Brief:
Please transcribe the listing below in full and word for word, without its pictures.

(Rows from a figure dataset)
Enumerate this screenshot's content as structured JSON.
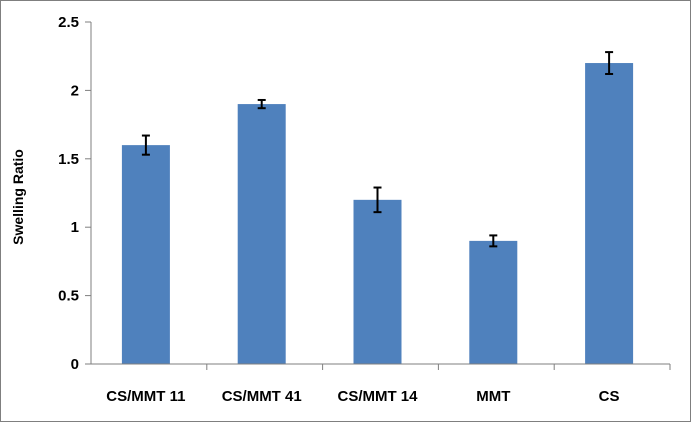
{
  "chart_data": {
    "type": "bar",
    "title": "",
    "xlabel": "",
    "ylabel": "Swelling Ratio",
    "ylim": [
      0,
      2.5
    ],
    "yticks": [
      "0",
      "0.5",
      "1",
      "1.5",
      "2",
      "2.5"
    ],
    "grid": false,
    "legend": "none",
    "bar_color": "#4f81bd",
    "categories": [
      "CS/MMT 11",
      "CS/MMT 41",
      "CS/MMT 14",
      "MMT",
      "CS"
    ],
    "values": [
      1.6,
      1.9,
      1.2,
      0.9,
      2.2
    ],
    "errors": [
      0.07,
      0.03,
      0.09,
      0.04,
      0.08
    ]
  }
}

Response for this exercise:
Enumerate this screenshot's content as structured JSON.
{
  "chart_data": {
    "type": "bar",
    "title": "",
    "xlabel": "",
    "ylabel": "Swelling Ratio",
    "ylim": [
      0,
      2.5
    ],
    "yticks": [
      "0",
      "0.5",
      "1",
      "1.5",
      "2",
      "2.5"
    ],
    "grid": false,
    "legend": "none",
    "bar_color": "#4f81bd",
    "categories": [
      "CS/MMT 11",
      "CS/MMT 41",
      "CS/MMT 14",
      "MMT",
      "CS"
    ],
    "values": [
      1.6,
      1.9,
      1.2,
      0.9,
      2.2
    ],
    "errors": [
      0.07,
      0.03,
      0.09,
      0.04,
      0.08
    ]
  }
}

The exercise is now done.